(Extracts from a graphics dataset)

-- START --

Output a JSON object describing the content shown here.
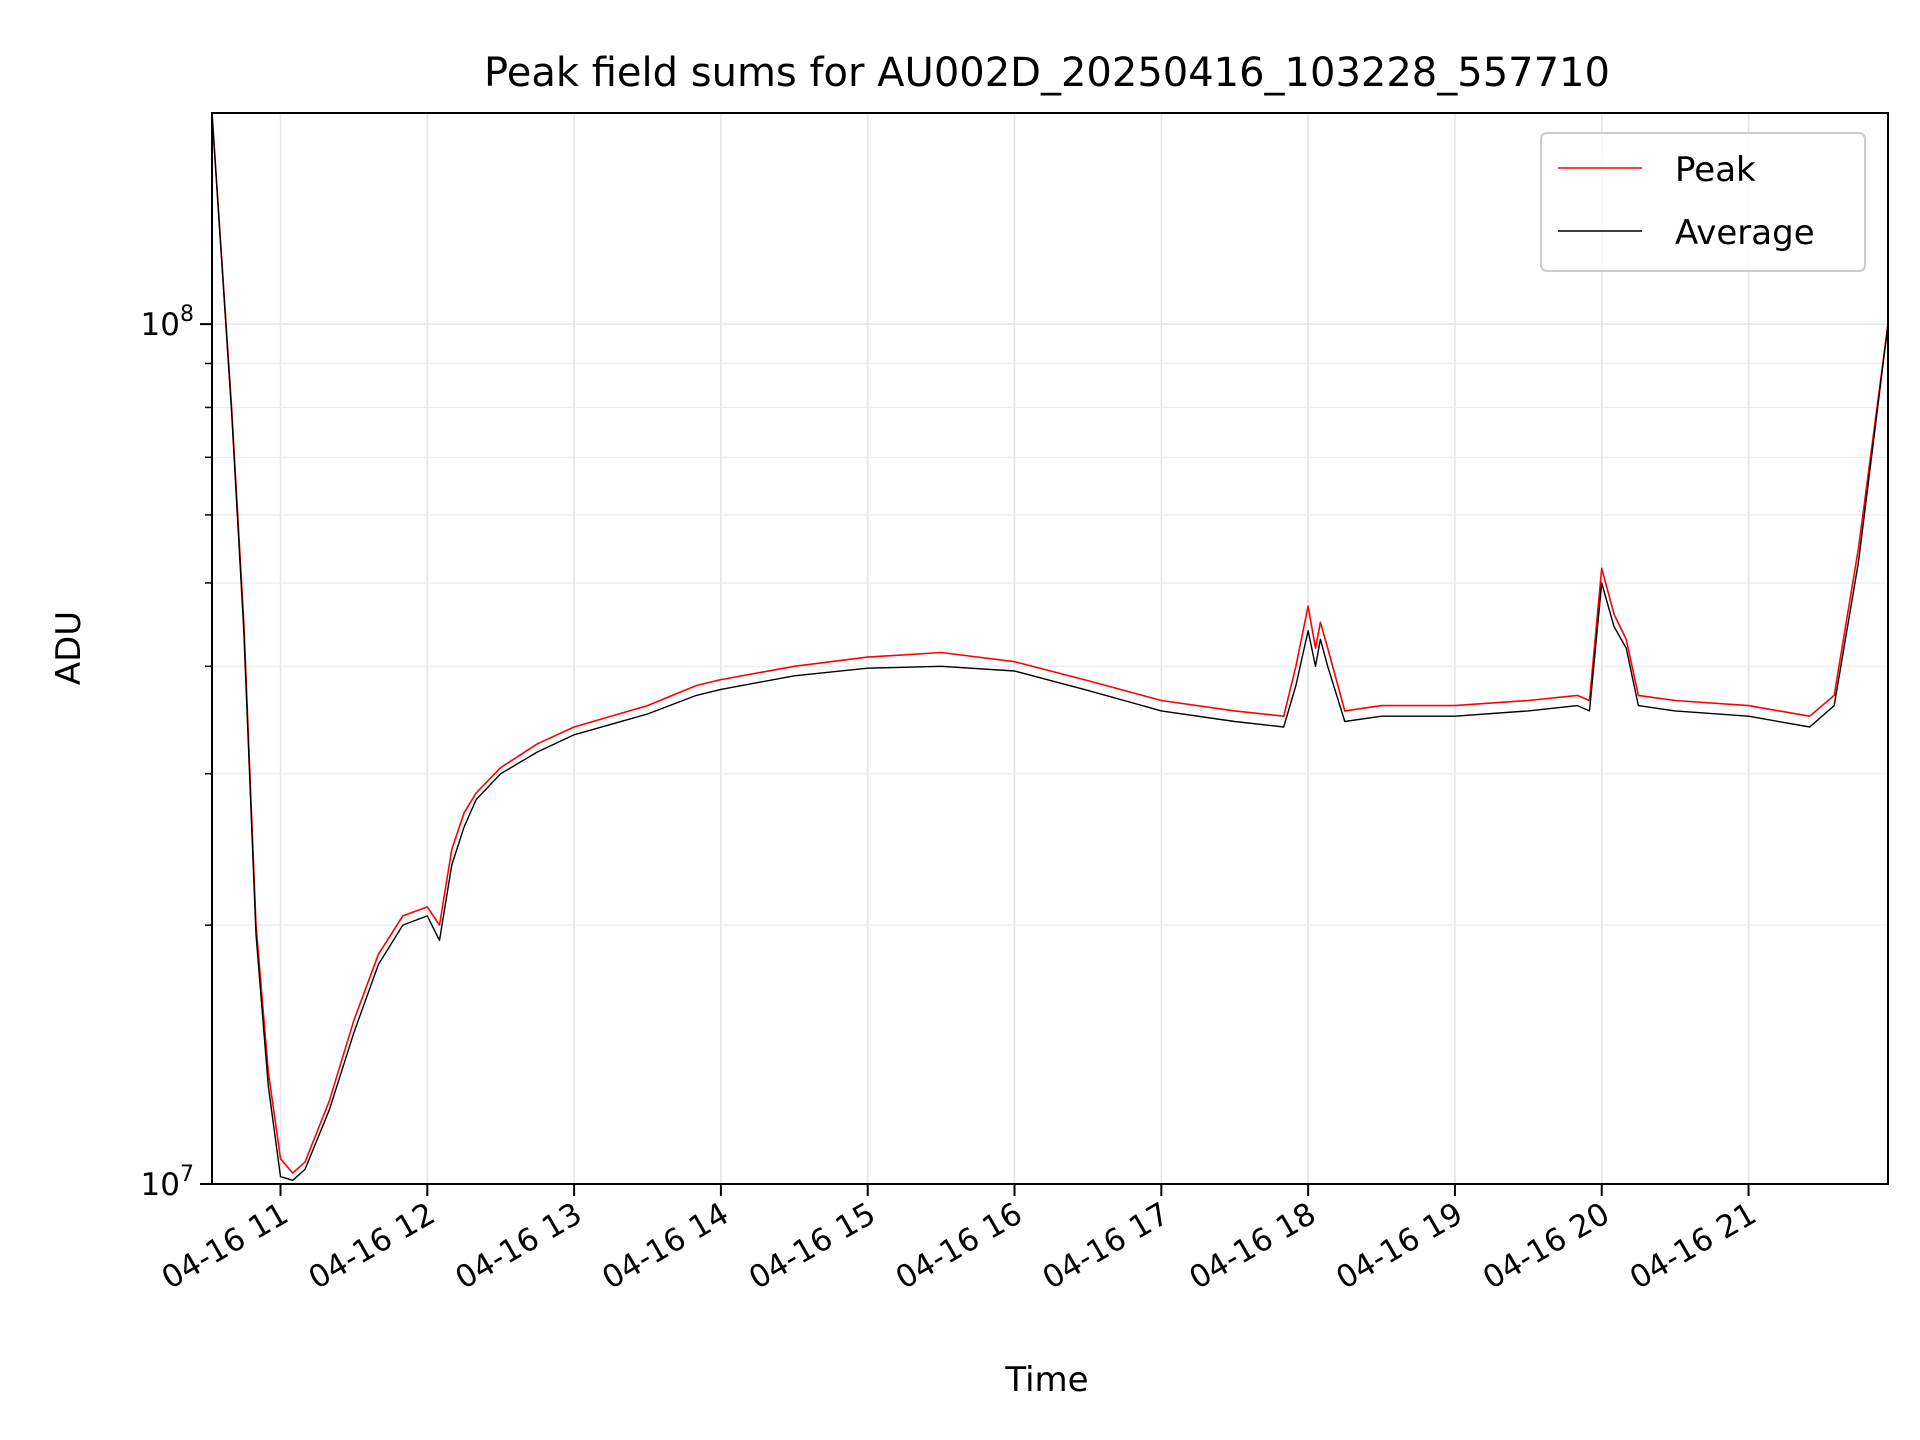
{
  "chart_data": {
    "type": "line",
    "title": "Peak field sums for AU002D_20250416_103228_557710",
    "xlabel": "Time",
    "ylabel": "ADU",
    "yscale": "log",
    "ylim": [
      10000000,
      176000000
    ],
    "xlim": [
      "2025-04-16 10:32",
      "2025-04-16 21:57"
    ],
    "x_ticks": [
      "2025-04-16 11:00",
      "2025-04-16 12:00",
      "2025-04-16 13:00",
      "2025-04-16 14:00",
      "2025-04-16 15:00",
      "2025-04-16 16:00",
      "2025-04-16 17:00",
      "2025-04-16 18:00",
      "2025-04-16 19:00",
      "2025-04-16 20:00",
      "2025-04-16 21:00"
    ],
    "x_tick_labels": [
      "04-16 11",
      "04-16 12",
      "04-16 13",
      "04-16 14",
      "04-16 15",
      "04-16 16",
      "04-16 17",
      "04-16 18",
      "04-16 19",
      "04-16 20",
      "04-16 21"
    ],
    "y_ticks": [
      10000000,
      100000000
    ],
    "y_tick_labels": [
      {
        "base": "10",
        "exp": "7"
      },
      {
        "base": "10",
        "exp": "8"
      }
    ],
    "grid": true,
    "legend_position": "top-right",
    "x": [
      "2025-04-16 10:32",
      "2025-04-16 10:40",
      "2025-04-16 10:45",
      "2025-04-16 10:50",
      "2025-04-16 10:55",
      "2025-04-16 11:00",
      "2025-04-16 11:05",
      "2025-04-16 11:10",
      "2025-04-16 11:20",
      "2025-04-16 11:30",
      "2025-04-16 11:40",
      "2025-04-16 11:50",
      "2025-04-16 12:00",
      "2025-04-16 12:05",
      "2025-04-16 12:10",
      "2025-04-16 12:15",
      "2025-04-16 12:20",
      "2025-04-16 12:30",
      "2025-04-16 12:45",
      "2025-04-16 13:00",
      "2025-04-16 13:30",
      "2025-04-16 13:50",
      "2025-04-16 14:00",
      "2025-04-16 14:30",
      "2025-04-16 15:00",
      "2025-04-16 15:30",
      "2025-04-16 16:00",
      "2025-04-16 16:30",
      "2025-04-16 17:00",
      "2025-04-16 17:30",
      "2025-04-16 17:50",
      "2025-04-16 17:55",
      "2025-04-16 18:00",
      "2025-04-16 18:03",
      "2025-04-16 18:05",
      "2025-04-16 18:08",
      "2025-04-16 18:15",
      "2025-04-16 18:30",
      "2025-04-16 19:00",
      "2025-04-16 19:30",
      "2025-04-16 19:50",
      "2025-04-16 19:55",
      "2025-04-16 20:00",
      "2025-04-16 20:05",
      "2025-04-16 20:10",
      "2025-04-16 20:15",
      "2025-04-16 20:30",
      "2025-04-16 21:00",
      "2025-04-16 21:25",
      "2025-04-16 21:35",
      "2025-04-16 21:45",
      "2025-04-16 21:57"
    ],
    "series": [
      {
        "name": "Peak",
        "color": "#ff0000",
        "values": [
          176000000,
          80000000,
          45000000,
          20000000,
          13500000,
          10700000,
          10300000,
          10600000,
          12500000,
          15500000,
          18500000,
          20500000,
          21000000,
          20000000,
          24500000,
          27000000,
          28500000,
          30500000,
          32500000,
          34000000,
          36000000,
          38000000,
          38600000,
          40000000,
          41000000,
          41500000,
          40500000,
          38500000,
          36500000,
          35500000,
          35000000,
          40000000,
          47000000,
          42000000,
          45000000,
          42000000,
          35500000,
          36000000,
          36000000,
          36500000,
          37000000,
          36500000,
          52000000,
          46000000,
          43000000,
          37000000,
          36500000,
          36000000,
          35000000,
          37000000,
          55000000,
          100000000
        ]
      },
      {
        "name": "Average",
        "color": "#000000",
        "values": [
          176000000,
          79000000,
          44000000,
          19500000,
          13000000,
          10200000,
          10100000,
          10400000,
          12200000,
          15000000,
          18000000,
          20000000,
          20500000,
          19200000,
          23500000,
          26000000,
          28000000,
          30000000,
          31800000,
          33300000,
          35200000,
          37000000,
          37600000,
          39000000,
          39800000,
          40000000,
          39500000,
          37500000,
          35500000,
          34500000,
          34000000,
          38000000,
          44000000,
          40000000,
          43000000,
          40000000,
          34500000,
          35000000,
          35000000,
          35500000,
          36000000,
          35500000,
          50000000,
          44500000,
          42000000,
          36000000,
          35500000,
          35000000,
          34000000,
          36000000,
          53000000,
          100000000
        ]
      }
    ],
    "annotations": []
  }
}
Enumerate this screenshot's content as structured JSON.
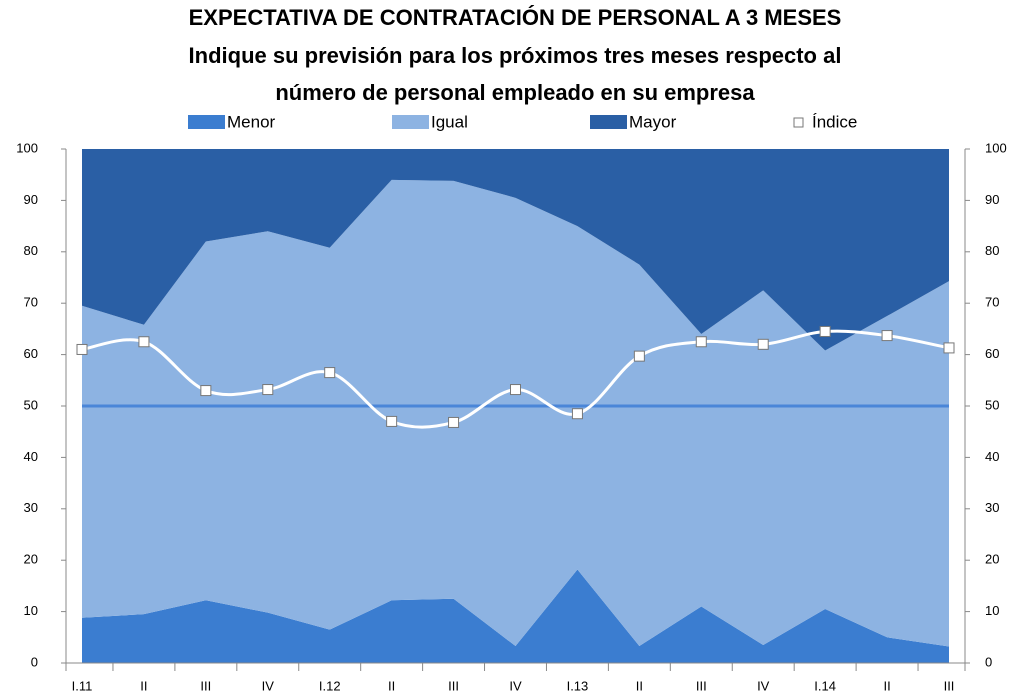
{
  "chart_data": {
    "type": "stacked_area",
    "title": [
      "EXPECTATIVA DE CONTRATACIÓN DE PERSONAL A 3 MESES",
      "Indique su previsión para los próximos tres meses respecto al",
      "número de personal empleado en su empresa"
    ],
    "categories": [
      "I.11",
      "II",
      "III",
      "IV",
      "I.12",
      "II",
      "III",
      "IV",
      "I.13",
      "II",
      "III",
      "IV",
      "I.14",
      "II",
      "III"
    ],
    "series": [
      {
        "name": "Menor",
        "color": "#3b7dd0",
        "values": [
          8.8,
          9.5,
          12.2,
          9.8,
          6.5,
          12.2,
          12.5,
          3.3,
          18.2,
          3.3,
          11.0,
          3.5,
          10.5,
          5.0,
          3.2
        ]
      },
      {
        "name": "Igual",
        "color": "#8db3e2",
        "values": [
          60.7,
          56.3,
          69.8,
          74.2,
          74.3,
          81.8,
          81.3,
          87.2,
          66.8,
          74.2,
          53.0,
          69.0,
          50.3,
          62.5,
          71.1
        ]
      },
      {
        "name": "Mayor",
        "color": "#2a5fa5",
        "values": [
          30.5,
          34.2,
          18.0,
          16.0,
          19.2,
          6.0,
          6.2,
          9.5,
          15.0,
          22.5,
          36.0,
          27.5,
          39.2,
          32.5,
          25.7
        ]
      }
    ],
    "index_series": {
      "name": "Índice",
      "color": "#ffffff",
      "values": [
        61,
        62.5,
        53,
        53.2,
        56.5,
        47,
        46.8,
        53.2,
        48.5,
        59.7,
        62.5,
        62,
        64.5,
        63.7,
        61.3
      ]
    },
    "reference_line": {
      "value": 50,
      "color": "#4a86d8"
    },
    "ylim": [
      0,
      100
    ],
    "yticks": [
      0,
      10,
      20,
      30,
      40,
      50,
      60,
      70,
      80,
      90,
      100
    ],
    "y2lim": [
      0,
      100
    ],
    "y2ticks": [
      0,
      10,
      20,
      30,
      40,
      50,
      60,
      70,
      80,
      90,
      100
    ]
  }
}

-- END --

▶ [What you are asked to do] Transcribe the records above exactly, leaving out every picture.

▶ [Solution to the problem]
Output a JSON object describing the content shown here.
{
  "chart_data": {
    "type": "line",
    "title": "Peak field sums for AU002D_20250416_103228_557710",
    "xlabel": "Time",
    "ylabel": "ADU",
    "yscale": "log",
    "ylim": [
      10000000,
      176000000
    ],
    "xlim": [
      "2025-04-16 10:32",
      "2025-04-16 21:57"
    ],
    "x_ticks": [
      "2025-04-16 11:00",
      "2025-04-16 12:00",
      "2025-04-16 13:00",
      "2025-04-16 14:00",
      "2025-04-16 15:00",
      "2025-04-16 16:00",
      "2025-04-16 17:00",
      "2025-04-16 18:00",
      "2025-04-16 19:00",
      "2025-04-16 20:00",
      "2025-04-16 21:00"
    ],
    "x_tick_labels": [
      "04-16 11",
      "04-16 12",
      "04-16 13",
      "04-16 14",
      "04-16 15",
      "04-16 16",
      "04-16 17",
      "04-16 18",
      "04-16 19",
      "04-16 20",
      "04-16 21"
    ],
    "y_ticks": [
      10000000,
      100000000
    ],
    "y_tick_labels": [
      {
        "base": "10",
        "exp": "7"
      },
      {
        "base": "10",
        "exp": "8"
      }
    ],
    "grid": true,
    "legend_position": "top-right",
    "x": [
      "2025-04-16 10:32",
      "2025-04-16 10:40",
      "2025-04-16 10:45",
      "2025-04-16 10:50",
      "2025-04-16 10:55",
      "2025-04-16 11:00",
      "2025-04-16 11:05",
      "2025-04-16 11:10",
      "2025-04-16 11:20",
      "2025-04-16 11:30",
      "2025-04-16 11:40",
      "2025-04-16 11:50",
      "2025-04-16 12:00",
      "2025-04-16 12:05",
      "2025-04-16 12:10",
      "2025-04-16 12:15",
      "2025-04-16 12:20",
      "2025-04-16 12:30",
      "2025-04-16 12:45",
      "2025-04-16 13:00",
      "2025-04-16 13:30",
      "2025-04-16 13:50",
      "2025-04-16 14:00",
      "2025-04-16 14:30",
      "2025-04-16 15:00",
      "2025-04-16 15:30",
      "2025-04-16 16:00",
      "2025-04-16 16:30",
      "2025-04-16 17:00",
      "2025-04-16 17:30",
      "2025-04-16 17:50",
      "2025-04-16 17:55",
      "2025-04-16 18:00",
      "2025-04-16 18:03",
      "2025-04-16 18:05",
      "2025-04-16 18:08",
      "2025-04-16 18:15",
      "2025-04-16 18:30",
      "2025-04-16 19:00",
      "2025-04-16 19:30",
      "2025-04-16 19:50",
      "2025-04-16 19:55",
      "2025-04-16 20:00",
      "2025-04-16 20:05",
      "2025-04-16 20:10",
      "2025-04-16 20:15",
      "2025-04-16 20:30",
      "2025-04-16 21:00",
      "2025-04-16 21:25",
      "2025-04-16 21:35",
      "2025-04-16 21:45",
      "2025-04-16 21:57"
    ],
    "series": [
      {
        "name": "Peak",
        "color": "#ff0000",
        "values": [
          176000000,
          80000000,
          45000000,
          20000000,
          13500000,
          10700000,
          10300000,
          10600000,
          12500000,
          15500000,
          18500000,
          20500000,
          21000000,
          20000000,
          24500000,
          27000000,
          28500000,
          30500000,
          32500000,
          34000000,
          36000000,
          38000000,
          38600000,
          40000000,
          41000000,
          41500000,
          40500000,
          38500000,
          36500000,
          35500000,
          35000000,
          40000000,
          47000000,
          42000000,
          45000000,
          42000000,
          35500000,
          36000000,
          36000000,
          36500000,
          37000000,
          36500000,
          52000000,
          46000000,
          43000000,
          37000000,
          36500000,
          36000000,
          35000000,
          37000000,
          55000000,
          100000000
        ]
      },
      {
        "name": "Average",
        "color": "#000000",
        "values": [
          176000000,
          79000000,
          44000000,
          19500000,
          13000000,
          10200000,
          10100000,
          10400000,
          12200000,
          15000000,
          18000000,
          20000000,
          20500000,
          19200000,
          23500000,
          26000000,
          28000000,
          30000000,
          31800000,
          33300000,
          35200000,
          37000000,
          37600000,
          39000000,
          39800000,
          40000000,
          39500000,
          37500000,
          35500000,
          34500000,
          34000000,
          38000000,
          44000000,
          40000000,
          43000000,
          40000000,
          34500000,
          35000000,
          35000000,
          35500000,
          36000000,
          35500000,
          50000000,
          44500000,
          42000000,
          36000000,
          35500000,
          35000000,
          34000000,
          36000000,
          53000000,
          100000000
        ]
      }
    ],
    "annotations": []
  }
}
Enumerate this screenshot's content as structured JSON.
{
  "chart_data": {
    "type": "stacked_area",
    "title": [
      "EXPECTATIVA DE CONTRATACIÓN DE PERSONAL A 3 MESES",
      "Indique su previsión para los próximos tres meses respecto al",
      "número de personal empleado en su empresa"
    ],
    "categories": [
      "I.11",
      "II",
      "III",
      "IV",
      "I.12",
      "II",
      "III",
      "IV",
      "I.13",
      "II",
      "III",
      "IV",
      "I.14",
      "II",
      "III"
    ],
    "series": [
      {
        "name": "Menor",
        "color": "#3b7dd0",
        "values": [
          8.8,
          9.5,
          12.2,
          9.8,
          6.5,
          12.2,
          12.5,
          3.3,
          18.2,
          3.3,
          11.0,
          3.5,
          10.5,
          5.0,
          3.2
        ]
      },
      {
        "name": "Igual",
        "color": "#8db3e2",
        "values": [
          60.7,
          56.3,
          69.8,
          74.2,
          74.3,
          81.8,
          81.3,
          87.2,
          66.8,
          74.2,
          53.0,
          69.0,
          50.3,
          62.5,
          71.1
        ]
      },
      {
        "name": "Mayor",
        "color": "#2a5fa5",
        "values": [
          30.5,
          34.2,
          18.0,
          16.0,
          19.2,
          6.0,
          6.2,
          9.5,
          15.0,
          22.5,
          36.0,
          27.5,
          39.2,
          32.5,
          25.7
        ]
      }
    ],
    "index_series": {
      "name": "Índice",
      "color": "#ffffff",
      "values": [
        61,
        62.5,
        53,
        53.2,
        56.5,
        47,
        46.8,
        53.2,
        48.5,
        59.7,
        62.5,
        62,
        64.5,
        63.7,
        61.3
      ]
    },
    "reference_line": {
      "value": 50,
      "color": "#4a86d8"
    },
    "ylim": [
      0,
      100
    ],
    "yticks": [
      0,
      10,
      20,
      30,
      40,
      50,
      60,
      70,
      80,
      90,
      100
    ],
    "y2lim": [
      0,
      100
    ],
    "y2ticks": [
      0,
      10,
      20,
      30,
      40,
      50,
      60,
      70,
      80,
      90,
      100
    ]
  }
}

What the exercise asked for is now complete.